Recorded data
•••••
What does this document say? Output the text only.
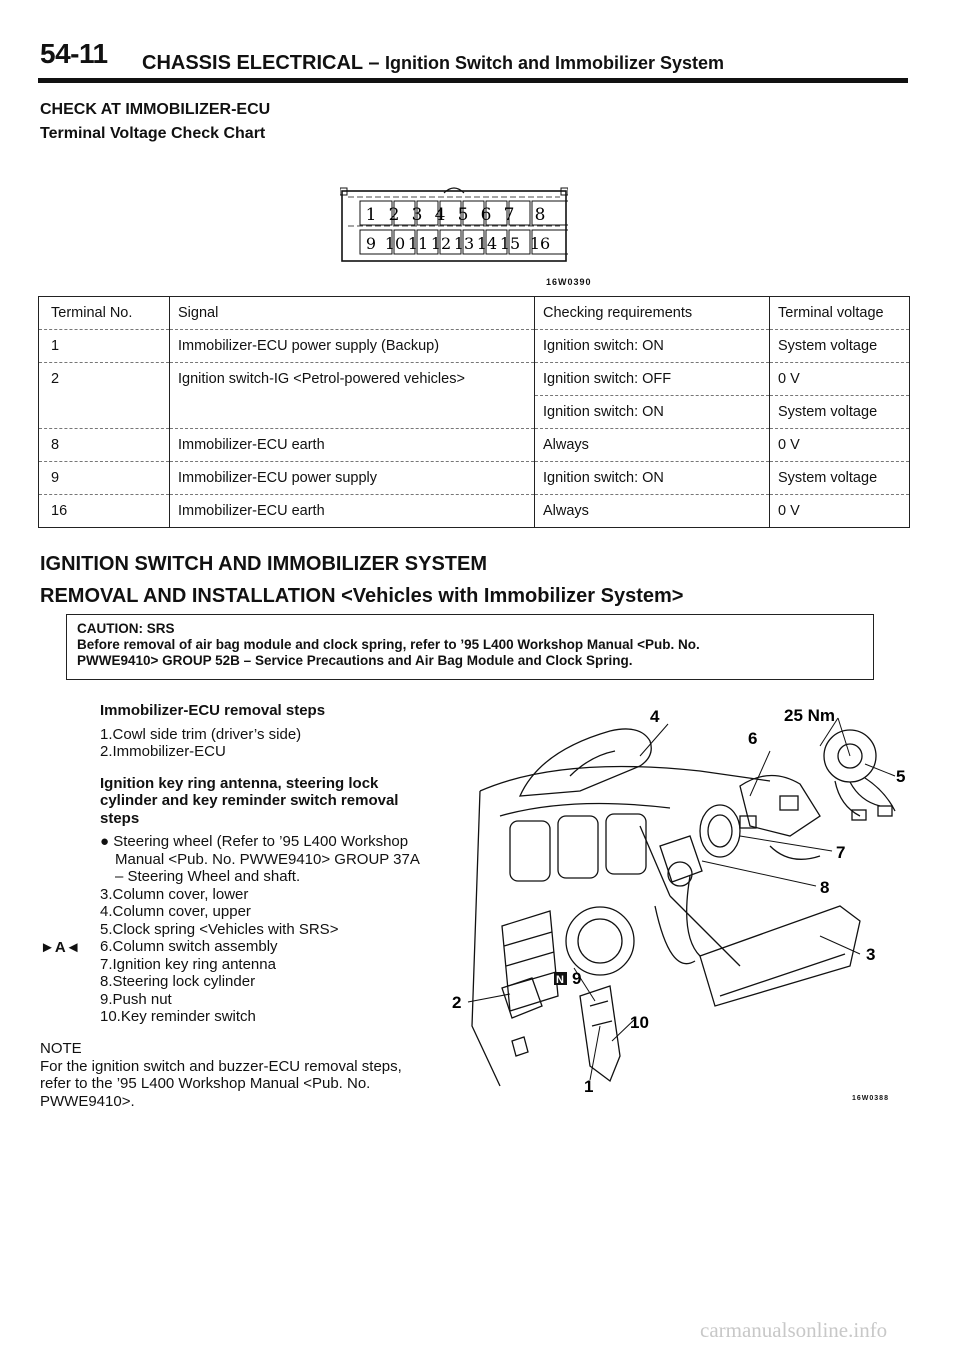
54-11 CHASSIS ELECTRICAL – Ignition Switch and Immobilizer System
CHECK AT IMMOBILIZER-ECU
Terminal Voltage Check Chart
1 2 3 4 5 6 7 8
9 10 11 12 13 14 15 16
16W0390
Terminal No.	Signal	Checking requirements	Terminal voltage
1	Immobilizer-ECU power supply (Backup)	Ignition switch: ON	System voltage
2	Ignition switch-IG <Petrol-powered vehicles>	Ignition switch: OFF	0 V
		Ignition switch: ON	System voltage
8	Immobilizer-ECU earth	Always	0 V
9	Immobilizer-ECU power supply	Ignition switch: ON	System voltage
16	Immobilizer-ECU earth	Always	0 V
IGNITION SWITCH AND IMMOBILIZER SYSTEM
REMOVAL AND INSTALLATION <Vehicles with Immobilizer System>
CAUTION: SRS
Before removal of air bag module and clock spring, refer to ’95 L400 Workshop Manual <Pub. No.
PWWE9410> GROUP 52B – Service Precautions and Air Bag Module and Clock Spring.
Immobilizer-ECU removal steps
1.Cowl side trim (driver’s side)
2.Immobilizer-ECU
Ignition key ring antenna, steering lock
cylinder and key reminder switch removal
steps
● Steering wheel (Refer to ’95 L400 Workshop
Manual <Pub. No. PWWE9410> GROUP 37A
– Steering Wheel and shaft.
3.Column cover, lower
4.Column cover, upper
5.Clock spring <Vehicles with SRS>
6.Column switch assembly
7.Ignition key ring antenna
8.Steering lock cylinder
9.Push nut
10.Key reminder switch
►A◄
NOTE
For the ignition switch and buzzer-ECU removal steps,
refer to the ’95 L400 Workshop Manual <Pub. No.
PWWE9410>.
4	25 Nm
6
5
7
8
3
2
N 9
10
1
16W0388
carmanualsonline.info
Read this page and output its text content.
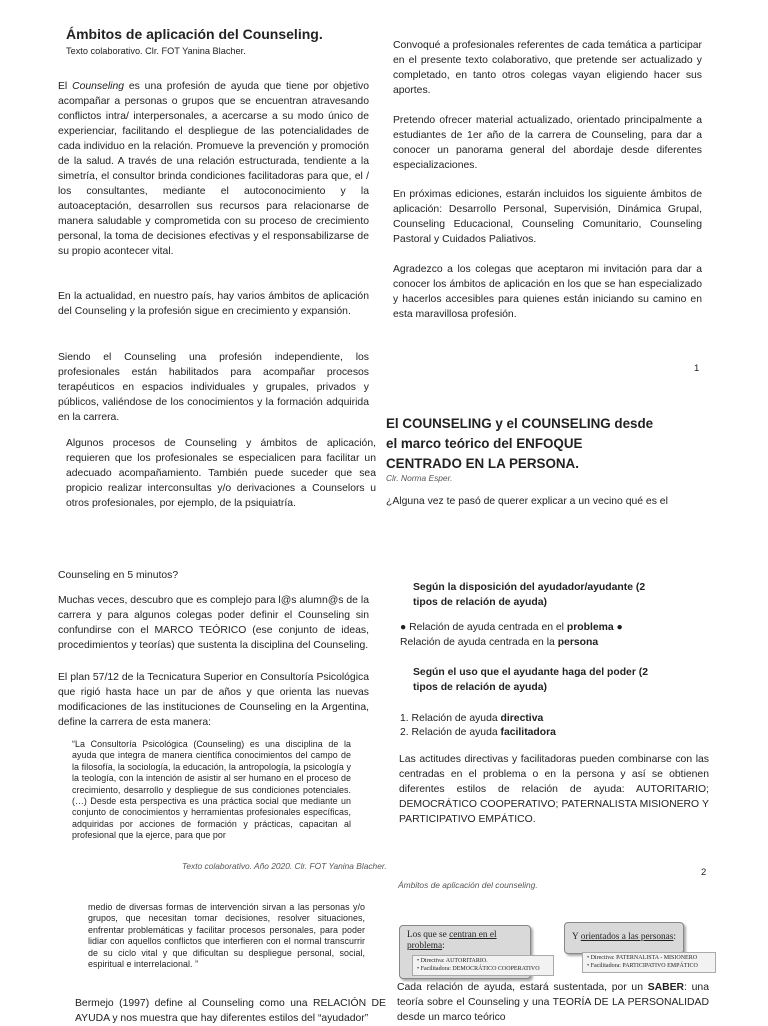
Ámbitos de aplicación del Counseling.
Texto colaborativo. Clr. FOT Yanina Blacher.

El Counseling es una profesión de ayuda que tiene por objetivo acompañar a personas o grupos que se encuentran atravesando conflictos intra/ interpersonales, a acercarse a su modo único de experienciar, facilitando el despliegue de las potencialidades de cada individuo en la relación. Promueve la prevención y promoción de la salud. A través de una relación estructurada, tendiente a la simetría, el consultor brinda condiciones facilitadoras para que, el / los consultantes, mediante el autoconocimiento y la autoaceptación, desarrollen sus recursos para relacionarse de manera saludable y comprometida con su proceso de crecimiento personal, la toma de decisiones efectivas y el responsabilizarse de su propio acontecer vital.

En la actualidad, en nuestro país, hay varios ámbitos de aplicación del Counseling y la profesión sigue en crecimiento y expansión.

Siendo el Counseling una profesión independiente, los profesionales están habilitados para acompañar procesos terapéuticos en espacios individuales y grupales, privados y públicos, valiéndose de los conocimientos y la formación adquirida en la carrera.

Algunos procesos de Counseling y ámbitos de aplicación, requieren que los profesionales se especialicen para facilitar un adecuado acompañamiento. También puede suceder que sea propicio realizar interconsultas y/o derivaciones a Counselors u otros profesionales, por ejemplo, de la psiquiatría.

Convoqué a profesionales referentes de cada temática a participar en el presente texto colaborativo, que pretende ser actualizado y completado, en tanto otros colegas vayan eligiendo hacer sus aportes.

Pretendo ofrecer material actualizado, orientado principalmente a estudiantes de 1er año de la carrera de Counseling, para dar a conocer un panorama general del abordaje desde diferentes especializaciones.

En próximas ediciones, estarán incluidos los siguiente ámbitos de aplicación: Desarrollo Personal, Supervisión, Dinámica Grupal, Counseling Educacional, Counseling Comunitario, Counseling Pastoral y Cuidados Paliativos.

Agradezco a los colegas que aceptaron mi invitación para dar a conocer los ámbitos de aplicación en los que se han especializado y hacerlos accesibles para quienes están iniciando su camino en esta maravillosa profesión.

1
El COUNSELING y el COUNSELING desde
el marco teórico del ENFOQUE
CENTRADO EN LA PERSONA.
Clr. Norma Esper.

¿Alguna vez te pasó de querer explicar a un vecino qué es el

Counseling en 5 minutos?

Muchas veces, descubro que es complejo para l@s alumn@s de la carrera y para algunos colegas poder definir el Counseling sin confundirse con el MARCO TEÓRICO (ese conjunto de ideas, procedimientos y teorías) que sustenta la disciplina del Counseling.

El plan 57/12 de la Tecnicatura Superior en Consultoría Psicológica que rigió hasta hace un par de años y que orienta las nuevas modificaciones de las instituciones de Counseling en la Argentina, define la carrera de esta manera:

“La Consultoría Psicológica (Counseling) es una disciplina de la ayuda que integra de manera científica conocimientos del campo de la filosofía, la sociología, la educación, la antropología, la psicología y la teología, con la intención de asistir al ser humano en el proceso de crecimiento, desarrollo y despliegue de sus condiciones potenciales. (…) Desde esta perspectiva es una práctica social que mediante un conjunto de conocimientos y herramientas profesionales específicas, adquiridas por acciones de formación y prácticas, capacitan al profesional que la ejerce, para que por

Texto colaborativo. Año 2020. Clr. FOT Yanina Blacher.
Según la disposición del ayudador/ayudante (2
tipos de relación de ayuda)
● Relación de ayuda centrada en el problema ●
Relación de ayuda centrada en la persona
Según el uso que el ayudante haga del poder (2
tipos de relación de ayuda)
1. Relación de ayuda directiva
2. Relación de ayuda facilitadora

Las actitudes directivas y facilitadoras pueden combinarse con las centradas en el problema o en la persona y así se obtienen diferentes estilos de relación de ayuda: AUTORITARIO; DEMOCRÁTICO COOPERATIVO; PATERNALISTA MISIONERO Y PARTICIPATIVO EMPÁTICO.

2
Ámbitos de aplicación del counseling.

medio de diversas formas de intervención sirvan a las personas y/o grupos, que necesitan tomar decisiones, resolver situaciones, enfrentar problemáticas y facilitar procesos personales, para poder lidiar con aquellos conflictos que interfieren con el normal transcurrir de su ciclo vital y que dificultan su despliegue personal, social, espiritual e interrelacional. ”

Bermejo (1997) define al Counseling como una RELACIÓN DE AYUDA y nos muestra que hay diferentes estilos del “ayudador”

Los que se centran en el problema:
• Directiva: AUTORITARIO.
• Facilitadora: DEMOCRÁTICO COOPERATIVO
Y orientados a las personas:
• Directiva: PATERNALISTA - MISIONERO
• Facilitadora: PARTICIPATIVO EMPÁTICO

Cada relación de ayuda, estará sustentada, por un SABER: una teoría sobre el Counseling y una TEORÍA DE LA PERSONALIDAD desde un marco teórico
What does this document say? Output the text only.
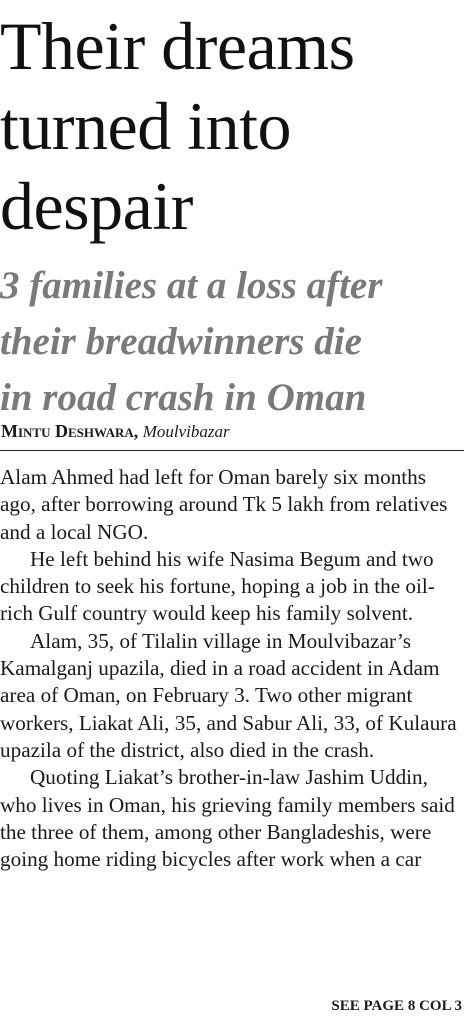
Their dreams
turned into
despair
3 families at a loss after
their breadwinners die
in road crash in Oman
Mintu Deshwara, Moulvibazar

Alam Ahmed had left for Oman barely six months ago, after borrowing around Tk 5 lakh from relatives and a local NGO.

He left behind his wife Nasima Begum and two children to seek his fortune, hoping a job in the oil-rich Gulf country would keep his family solvent.

Alam, 35, of Tilalin village in Moulvibazar’s Kamalganj upazila, died in a road accident in Adam area of Oman, on February 3. Two other migrant workers, Liakat Ali, 35, and Sabur Ali, 33, of Kulaura upazila of the district, also died in the crash.

Quoting Liakat’s brother-in-law Jashim Uddin, who lives in Oman, his grieving family members said the three of them, among other Bangladeshis, were going home riding bicycles after work when a car

SEE PAGE 8 COL 3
•••••
■ Work to do: Reproduce all of the data exactly, omitting each picture it holds.

■ Reply to the exercise:
What does this document say? Output the text only.
54-11 CHASSIS ELECTRICAL – Ignition Switch and Immobilizer System
CHECK AT IMMOBILIZER-ECU
Terminal Voltage Check Chart
1 2 3 4 5 6 7 8
9 10 11 12 13 14 15 16
16W0390
Terminal No.	Signal	Checking requirements	Terminal voltage
1	Immobilizer-ECU power supply (Backup)	Ignition switch: ON	System voltage
2	Ignition switch-IG <Petrol-powered vehicles>	Ignition switch: OFF	0 V
		Ignition switch: ON	System voltage
8	Immobilizer-ECU earth	Always	0 V
9	Immobilizer-ECU power supply	Ignition switch: ON	System voltage
16	Immobilizer-ECU earth	Always	0 V
IGNITION SWITCH AND IMMOBILIZER SYSTEM
REMOVAL AND INSTALLATION <Vehicles with Immobilizer System>
CAUTION: SRS
Before removal of air bag module and clock spring, refer to ’95 L400 Workshop Manual <Pub. No.
PWWE9410> GROUP 52B – Service Precautions and Air Bag Module and Clock Spring.
Immobilizer-ECU removal steps
1.Cowl side trim (driver’s side)
2.Immobilizer-ECU
Ignition key ring antenna, steering lock
cylinder and key reminder switch removal
steps
● Steering wheel (Refer to ’95 L400 Workshop
Manual <Pub. No. PWWE9410> GROUP 37A
– Steering Wheel and shaft.
3.Column cover, lower
4.Column cover, upper
5.Clock spring <Vehicles with SRS>
6.Column switch assembly
7.Ignition key ring antenna
8.Steering lock cylinder
9.Push nut
10.Key reminder switch
►A◄
NOTE
For the ignition switch and buzzer-ECU removal steps,
refer to the ’95 L400 Workshop Manual <Pub. No.
PWWE9410>.
4	25 Nm
6
5
7
8
3
2
N 9
10
1
16W0388
carmanualsonline.info
Read this page and output its text content.
Ámbitos de aplicación del Counseling.
Texto colaborativo. Clr. FOT Yanina Blacher.

El Counseling es una profesión de ayuda que tiene por objetivo acompañar a personas o grupos que se encuentran atravesando conflictos intra/ interpersonales, a acercarse a su modo único de experienciar, facilitando el despliegue de las potencialidades de cada individuo en la relación. Promueve la prevención y promoción de la salud. A través de una relación estructurada, tendiente a la simetría, el consultor brinda condiciones facilitadoras para que, el / los consultantes, mediante el autoconocimiento y la autoaceptación, desarrollen sus recursos para relacionarse de manera saludable y comprometida con su proceso de crecimiento personal, la toma de decisiones efectivas y el responsabilizarse de su propio acontecer vital.

En la actualidad, en nuestro país, hay varios ámbitos de aplicación del Counseling y la profesión sigue en crecimiento y expansión.

Siendo el Counseling una profesión independiente, los profesionales están habilitados para acompañar procesos terapéuticos en espacios individuales y grupales, privados y públicos, valiéndose de los conocimientos y la formación adquirida en la carrera.

Algunos procesos de Counseling y ámbitos de aplicación, requieren que los profesionales se especialicen para facilitar un adecuado acompañamiento. También puede suceder que sea propicio realizar interconsultas y/o derivaciones a Counselors u otros profesionales, por ejemplo, de la psiquiatría.

Convoqué a profesionales referentes de cada temática a participar en el presente texto colaborativo, que pretende ser actualizado y completado, en tanto otros colegas vayan eligiendo hacer sus aportes.

Pretendo ofrecer material actualizado, orientado principalmente a estudiantes de 1er año de la carrera de Counseling, para dar a conocer un panorama general del abordaje desde diferentes especializaciones.

En próximas ediciones, estarán incluidos los siguiente ámbitos de aplicación: Desarrollo Personal, Supervisión, Dinámica Grupal, Counseling Educacional, Counseling Comunitario, Counseling Pastoral y Cuidados Paliativos.

Agradezco a los colegas que aceptaron mi invitación para dar a conocer los ámbitos de aplicación en los que se han especializado y hacerlos accesibles para quienes están iniciando su camino en esta maravillosa profesión.

1
El COUNSELING y el COUNSELING desde
el marco teórico del ENFOQUE
CENTRADO EN LA PERSONA.
Clr. Norma Esper.

¿Alguna vez te pasó de querer explicar a un vecino qué es el

Counseling en 5 minutos?

Muchas veces, descubro que es complejo para l@s alumn@s de la carrera y para algunos colegas poder definir el Counseling sin confundirse con el MARCO TEÓRICO (ese conjunto de ideas, procedimientos y teorías) que sustenta la disciplina del Counseling.

El plan 57/12 de la Tecnicatura Superior en Consultoría Psicológica que rigió hasta hace un par de años y que orienta las nuevas modificaciones de las instituciones de Counseling en la Argentina, define la carrera de esta manera:

“La Consultoría Psicológica (Counseling) es una disciplina de la ayuda que integra de manera científica conocimientos del campo de la filosofía, la sociología, la educación, la antropología, la psicología y la teología, con la intención de asistir al ser humano en el proceso de crecimiento, desarrollo y despliegue de sus condiciones potenciales. (…) Desde esta perspectiva es una práctica social que mediante un conjunto de conocimientos y herramientas profesionales específicas, adquiridas por acciones de formación y prácticas, capacitan al profesional que la ejerce, para que por

Texto colaborativo. Año 2020. Clr. FOT Yanina Blacher.
Según la disposición del ayudador/ayudante (2
tipos de relación de ayuda)
● Relación de ayuda centrada en el problema ●
Relación de ayuda centrada en la persona
Según el uso que el ayudante haga del poder (2
tipos de relación de ayuda)
1. Relación de ayuda directiva
2. Relación de ayuda facilitadora

Las actitudes directivas y facilitadoras pueden combinarse con las centradas en el problema o en la persona y así se obtienen diferentes estilos de relación de ayuda: AUTORITARIO; DEMOCRÁTICO COOPERATIVO; PATERNALISTA MISIONERO Y PARTICIPATIVO EMPÁTICO.

2
Ámbitos de aplicación del counseling.

medio de diversas formas de intervención sirvan a las personas y/o grupos, que necesitan tomar decisiones, resolver situaciones, enfrentar problemáticas y facilitar procesos personales, para poder lidiar con aquellos conflictos que interfieren con el normal transcurrir de su ciclo vital y que dificultan su despliegue personal, social, espiritual e interrelacional. ”

Bermejo (1997) define al Counseling como una RELACIÓN DE AYUDA y nos muestra que hay diferentes estilos del “ayudador”

Los que se centran en el problema:
• Directiva: AUTORITARIO.
• Facilitadora: DEMOCRÁTICO COOPERATIVO
Y orientados a las personas:
• Directiva: PATERNALISTA - MISIONERO
• Facilitadora: PARTICIPATIVO EMPÁTICO

Cada relación de ayuda, estará sustentada, por un SABER: una teoría sobre el Counseling y una TEORÍA DE LA PERSONALIDAD desde un marco teórico
What does this document say? Output the text only.
Their dreams
turned into
despair
3 families at a loss after
their breadwinners die
in road crash in Oman
Mintu Deshwara, Moulvibazar

Alam Ahmed had left for Oman barely six months ago, after borrowing around Tk 5 lakh from relatives and a local NGO.

He left behind his wife Nasima Begum and two children to seek his fortune, hoping a job in the oil-rich Gulf country would keep his family solvent.

Alam, 35, of Tilalin village in Moulvibazar’s Kamalganj upazila, died in a road accident in Adam area of Oman, on February 3. Two other migrant workers, Liakat Ali, 35, and Sabur Ali, 33, of Kulaura upazila of the district, also died in the crash.

Quoting Liakat’s brother-in-law Jashim Uddin, who lives in Oman, his grieving family members said the three of them, among other Bangladeshis, were going home riding bicycles after work when a car

SEE PAGE 8 COL 3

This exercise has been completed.